**Work to do**:
Copy each line of the material below that includes the string "screenshot".

Data items:
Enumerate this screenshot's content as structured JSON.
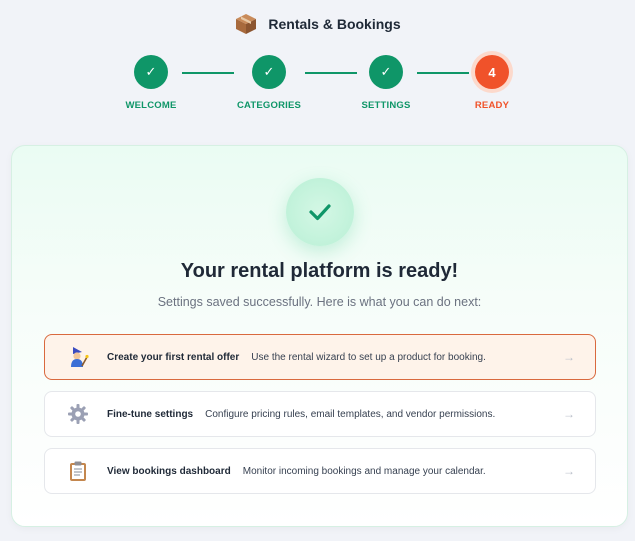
{
  "header": {
    "logo_icon": "package-icon",
    "title": "Rentals & Bookings"
  },
  "stepper": {
    "steps": [
      {
        "label": "WELCOME",
        "state": "done",
        "marker": "✓"
      },
      {
        "label": "CATEGORIES",
        "state": "done",
        "marker": "✓"
      },
      {
        "label": "SETTINGS",
        "state": "done",
        "marker": "✓"
      },
      {
        "label": "READY",
        "state": "current",
        "marker": "4"
      }
    ]
  },
  "card": {
    "icon": "check-icon",
    "title": "Your rental platform is ready!",
    "subtitle": "Settings saved successfully. Here is what you can do next:",
    "actions": [
      {
        "icon": "wizard-icon",
        "title": "Create your first rental offer",
        "description": "Use the rental wizard to set up a product for booking.",
        "arrow": "→"
      },
      {
        "icon": "gear-icon",
        "title": "Fine-tune settings",
        "description": "Configure pricing rules, email templates, and vendor permissions.",
        "arrow": "→"
      },
      {
        "icon": "clipboard-icon",
        "title": "View bookings dashboard",
        "description": "Monitor incoming bookings and manage your calendar.",
        "arrow": "→"
      }
    ]
  },
  "colors": {
    "success": "#0f9668",
    "current": "#f0522a",
    "highlight_border": "#d9693e",
    "highlight_bg": "#fef3ea"
  }
}
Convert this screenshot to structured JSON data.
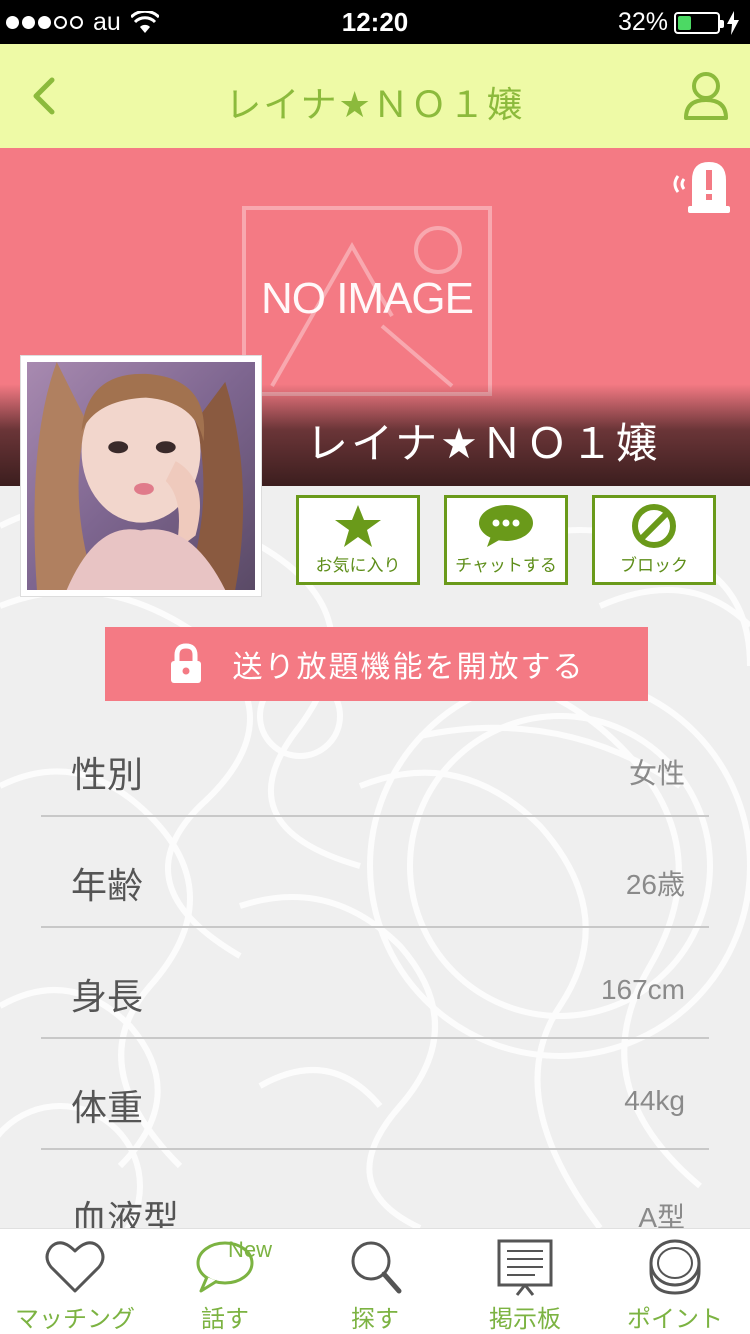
{
  "status_bar": {
    "carrier": "au",
    "time": "12:20",
    "battery_percent": "32%",
    "battery_level": 0.32
  },
  "nav": {
    "title": "レイナ★ＮＯ１嬢",
    "back_icon": "chevron-left-icon",
    "user_icon": "user-icon",
    "color": "#8cba3c",
    "background": "#eefaa6"
  },
  "header": {
    "placeholder_text": "NO IMAGE",
    "name": "レイナ★ＮＯ１嬢",
    "report_icon": "report-alert-icon",
    "background": "#f47a84"
  },
  "actions": {
    "favorite_label": "お気に入り",
    "chat_label": "チャットする",
    "block_label": "ブロック",
    "accent": "#6a9a1a"
  },
  "unlock": {
    "label": "送り放題機能を開放する",
    "icon": "lock-icon"
  },
  "profile_rows": [
    {
      "label": "性別",
      "value": "女性"
    },
    {
      "label": "年齢",
      "value": "26歳"
    },
    {
      "label": "身長",
      "value": "167cm"
    },
    {
      "label": "体重",
      "value": "44kg"
    },
    {
      "label": "血液型",
      "value": "A型"
    }
  ],
  "tabs": [
    {
      "label": "マッチング",
      "icon": "heart-icon"
    },
    {
      "label": "話す",
      "icon": "speech-bubble-icon",
      "badge": "New"
    },
    {
      "label": "探す",
      "icon": "magnifier-icon"
    },
    {
      "label": "掲示板",
      "icon": "bulletin-board-icon"
    },
    {
      "label": "ポイント",
      "icon": "coin-icon"
    }
  ]
}
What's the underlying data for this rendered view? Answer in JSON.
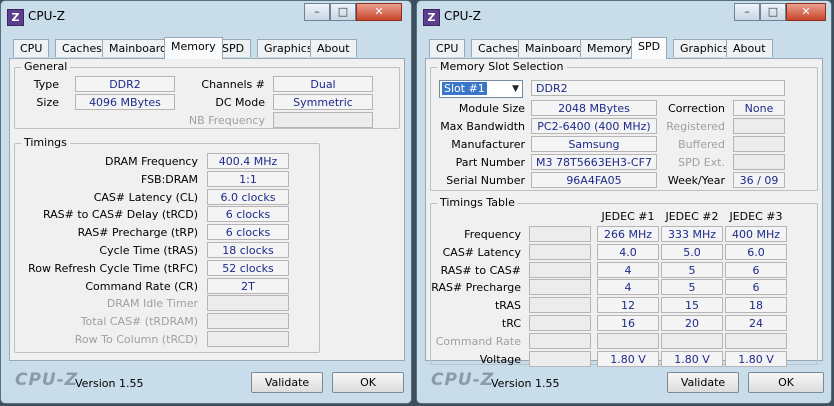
{
  "left": {
    "title": "CPU-Z",
    "icon_letter": "Z",
    "tabs": [
      "CPU",
      "Caches",
      "Mainboard",
      "Memory",
      "SPD",
      "Graphics",
      "About"
    ],
    "active_tab": "Memory",
    "general": {
      "title": "General",
      "type_label": "Type",
      "type_value": "DDR2",
      "size_label": "Size",
      "size_value": "4096 MBytes",
      "channels_label": "Channels #",
      "channels_value": "Dual",
      "dcmode_label": "DC Mode",
      "dcmode_value": "Symmetric",
      "nbfreq_label": "NB Frequency",
      "nbfreq_value": ""
    },
    "timings": {
      "title": "Timings",
      "rows": [
        {
          "label": "DRAM Frequency",
          "value": "400.4 MHz",
          "enabled": true
        },
        {
          "label": "FSB:DRAM",
          "value": "1:1",
          "enabled": true
        },
        {
          "label": "CAS# Latency (CL)",
          "value": "6.0 clocks",
          "enabled": true
        },
        {
          "label": "RAS# to CAS# Delay (tRCD)",
          "value": "6 clocks",
          "enabled": true
        },
        {
          "label": "RAS# Precharge (tRP)",
          "value": "6 clocks",
          "enabled": true
        },
        {
          "label": "Cycle Time (tRAS)",
          "value": "18 clocks",
          "enabled": true
        },
        {
          "label": "Row Refresh Cycle Time (tRFC)",
          "value": "52 clocks",
          "enabled": true
        },
        {
          "label": "Command Rate (CR)",
          "value": "2T",
          "enabled": true
        },
        {
          "label": "DRAM Idle Timer",
          "value": "",
          "enabled": false
        },
        {
          "label": "Total CAS# (tRDRAM)",
          "value": "",
          "enabled": false
        },
        {
          "label": "Row To Column (tRCD)",
          "value": "",
          "enabled": false
        }
      ]
    },
    "footer": {
      "brand": "CPU-Z",
      "version": "Version 1.55",
      "validate": "Validate",
      "ok": "OK"
    }
  },
  "right": {
    "title": "CPU-Z",
    "icon_letter": "Z",
    "tabs": [
      "CPU",
      "Caches",
      "Mainboard",
      "Memory",
      "SPD",
      "Graphics",
      "About"
    ],
    "active_tab": "SPD",
    "slot": {
      "title": "Memory Slot Selection",
      "selected": "Slot #1",
      "type_value": "DDR2",
      "module_size_label": "Module Size",
      "module_size_value": "2048 MBytes",
      "max_bw_label": "Max Bandwidth",
      "max_bw_value": "PC2-6400 (400 MHz)",
      "manufacturer_label": "Manufacturer",
      "manufacturer_value": "Samsung",
      "part_label": "Part Number",
      "part_value": "M3 78T5663EH3-CF7",
      "serial_label": "Serial Number",
      "serial_value": "96A4FA05",
      "correction_label": "Correction",
      "correction_value": "None",
      "registered_label": "Registered",
      "registered_value": "",
      "buffered_label": "Buffered",
      "buffered_value": "",
      "spdext_label": "SPD Ext.",
      "spdext_value": "",
      "weekyear_label": "Week/Year",
      "weekyear_value": "36 / 09"
    },
    "timings_table": {
      "title": "Timings Table",
      "columns": [
        "JEDEC #1",
        "JEDEC #2",
        "JEDEC #3"
      ],
      "rows": [
        {
          "label": "Frequency",
          "values": [
            "266 MHz",
            "333 MHz",
            "400 MHz"
          ],
          "enabled": true
        },
        {
          "label": "CAS# Latency",
          "values": [
            "4.0",
            "5.0",
            "6.0"
          ],
          "enabled": true
        },
        {
          "label": "RAS# to CAS#",
          "values": [
            "4",
            "5",
            "6"
          ],
          "enabled": true
        },
        {
          "label": "RAS# Precharge",
          "values": [
            "4",
            "5",
            "6"
          ],
          "enabled": true
        },
        {
          "label": "tRAS",
          "values": [
            "12",
            "15",
            "18"
          ],
          "enabled": true
        },
        {
          "label": "tRC",
          "values": [
            "16",
            "20",
            "24"
          ],
          "enabled": true
        },
        {
          "label": "Command Rate",
          "values": [
            "",
            "",
            ""
          ],
          "enabled": false
        },
        {
          "label": "Voltage",
          "values": [
            "1.80 V",
            "1.80 V",
            "1.80 V"
          ],
          "enabled": true
        }
      ]
    },
    "footer": {
      "brand": "CPU-Z",
      "version": "Version 1.55",
      "validate": "Validate",
      "ok": "OK"
    }
  }
}
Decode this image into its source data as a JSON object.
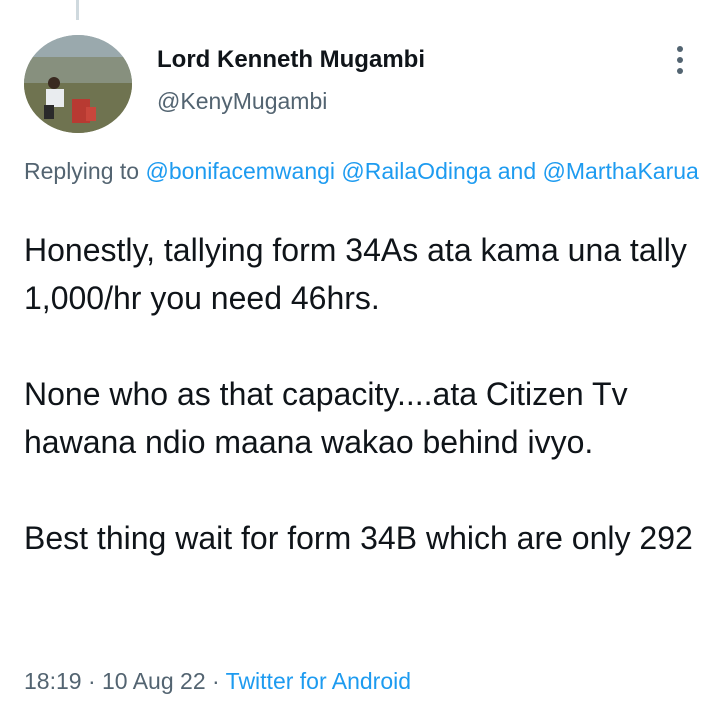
{
  "author": {
    "display_name": "Lord Kenneth Mugambi",
    "handle": "@KenyMugambi"
  },
  "reply": {
    "prefix": "Replying to",
    "mentions": [
      "@bonifacemwangi",
      "@RailaOdinga"
    ],
    "conjunction": "and",
    "last_mention": "@MarthaKarua"
  },
  "tweet": {
    "paragraphs": [
      "Honestly, tallying form 34As ata kama una tally 1,000/hr you need 46hrs.",
      "None who as that capacity....ata Citizen Tv hawana ndio maana wakao behind ivyo.",
      "Best thing wait for form 34B which are only 292"
    ]
  },
  "meta": {
    "time": "18:19",
    "separator": "·",
    "date": "10 Aug 22",
    "source": "Twitter for Android"
  },
  "icons": {
    "more": "more-vertical-icon"
  },
  "colors": {
    "link": "#1d9bf0",
    "secondary_text": "#536471",
    "primary_text": "#0f1419"
  }
}
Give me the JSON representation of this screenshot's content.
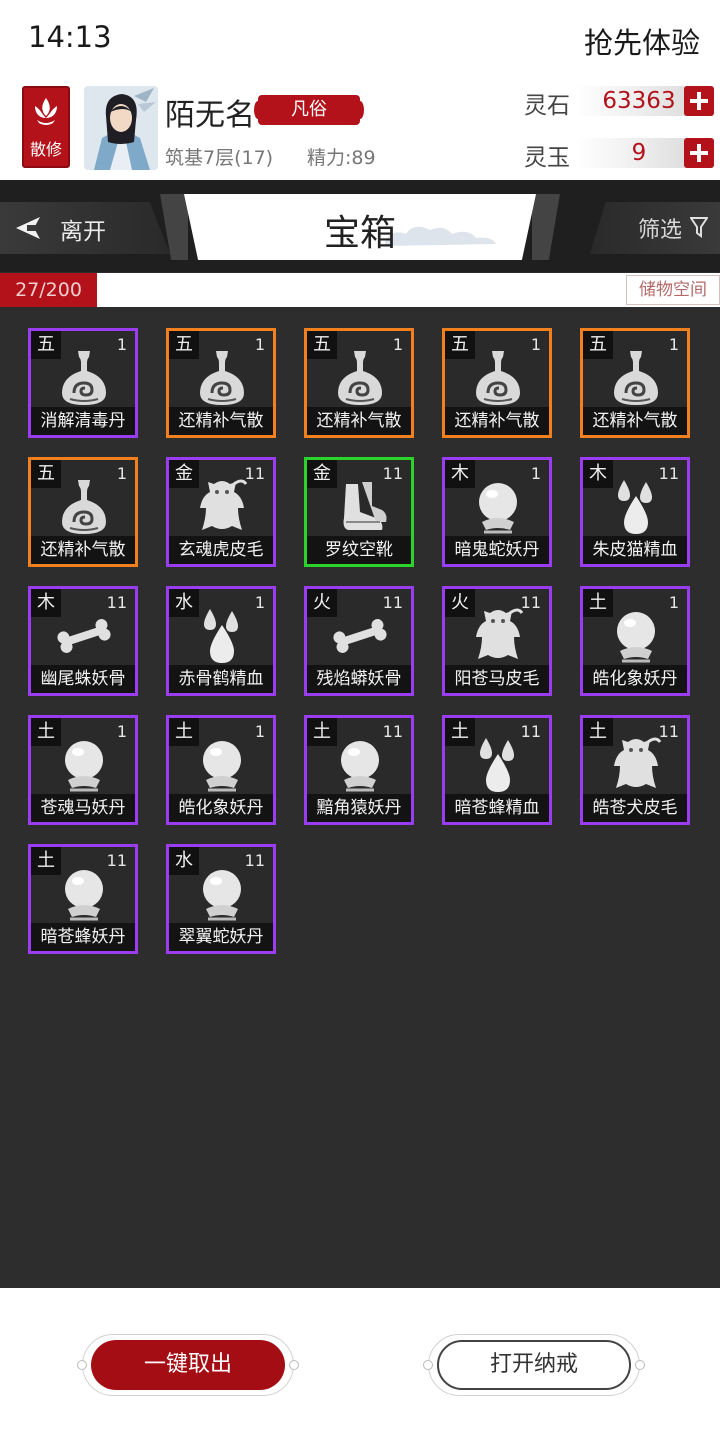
{
  "status": {
    "time": "14:13",
    "right_label": "抢先体验"
  },
  "player": {
    "sect": "散修",
    "name": "陌无名",
    "rank": "凡俗",
    "realm": "筑基7层(17)",
    "stamina": "精力:89"
  },
  "currency": [
    {
      "label": "灵石",
      "value": "63363"
    },
    {
      "label": "灵玉",
      "value": "9"
    }
  ],
  "toolbar": {
    "leave_label": "离开",
    "title": "宝箱",
    "filter_label": "筛选"
  },
  "capacity": {
    "count": "27/200",
    "storage_label": "储物空间"
  },
  "colors": {
    "accent": "#b3121a",
    "purple": "#9a3cf0",
    "orange": "#f2801e",
    "green": "#2bd42b"
  },
  "items": [
    {
      "elem": "五",
      "qty": "1",
      "name": "消解清毒丹",
      "rarity": "purple",
      "icon": "flask-icon"
    },
    {
      "elem": "五",
      "qty": "1",
      "name": "还精补气散",
      "rarity": "orange",
      "icon": "flask-icon"
    },
    {
      "elem": "五",
      "qty": "1",
      "name": "还精补气散",
      "rarity": "orange",
      "icon": "flask-icon"
    },
    {
      "elem": "五",
      "qty": "1",
      "name": "还精补气散",
      "rarity": "orange",
      "icon": "flask-icon"
    },
    {
      "elem": "五",
      "qty": "1",
      "name": "还精补气散",
      "rarity": "orange",
      "icon": "flask-icon"
    },
    {
      "elem": "五",
      "qty": "1",
      "name": "还精补气散",
      "rarity": "orange",
      "icon": "flask-icon"
    },
    {
      "elem": "金",
      "qty": "11",
      "name": "玄魂虎皮毛",
      "rarity": "purple",
      "icon": "pelt-icon"
    },
    {
      "elem": "金",
      "qty": "11",
      "name": "罗纹空靴",
      "rarity": "green",
      "icon": "boots-icon"
    },
    {
      "elem": "木",
      "qty": "1",
      "name": "暗鬼蛇妖丹",
      "rarity": "purple",
      "icon": "orb-icon"
    },
    {
      "elem": "木",
      "qty": "11",
      "name": "朱皮猫精血",
      "rarity": "purple",
      "icon": "blood-drops-icon"
    },
    {
      "elem": "木",
      "qty": "11",
      "name": "幽尾蛛妖骨",
      "rarity": "purple",
      "icon": "bone-icon"
    },
    {
      "elem": "水",
      "qty": "1",
      "name": "赤骨鹤精血",
      "rarity": "purple",
      "icon": "blood-drops-icon"
    },
    {
      "elem": "火",
      "qty": "11",
      "name": "残焰蟒妖骨",
      "rarity": "purple",
      "icon": "bone-icon"
    },
    {
      "elem": "火",
      "qty": "11",
      "name": "阳苍马皮毛",
      "rarity": "purple",
      "icon": "pelt-icon"
    },
    {
      "elem": "土",
      "qty": "1",
      "name": "皓化象妖丹",
      "rarity": "purple",
      "icon": "orb-icon"
    },
    {
      "elem": "土",
      "qty": "1",
      "name": "苍魂马妖丹",
      "rarity": "purple",
      "icon": "orb-icon"
    },
    {
      "elem": "土",
      "qty": "1",
      "name": "皓化象妖丹",
      "rarity": "purple",
      "icon": "orb-icon"
    },
    {
      "elem": "土",
      "qty": "11",
      "name": "黯角猿妖丹",
      "rarity": "purple",
      "icon": "orb-icon"
    },
    {
      "elem": "土",
      "qty": "11",
      "name": "暗苍蜂精血",
      "rarity": "purple",
      "icon": "blood-drops-icon"
    },
    {
      "elem": "土",
      "qty": "11",
      "name": "皓苍犬皮毛",
      "rarity": "purple",
      "icon": "pelt-icon"
    },
    {
      "elem": "土",
      "qty": "11",
      "name": "暗苍蜂妖丹",
      "rarity": "purple",
      "icon": "orb-icon"
    },
    {
      "elem": "水",
      "qty": "11",
      "name": "翠翼蛇妖丹",
      "rarity": "purple",
      "icon": "orb-icon"
    }
  ],
  "buttons": {
    "take_all": "一键取出",
    "open_ring": "打开纳戒"
  }
}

**Solved exercise**:
Enumerate this screenshot's content as structured JSON.
Convert this screenshot to structured JSON data.
Give me the JSON representation of this screenshot's content.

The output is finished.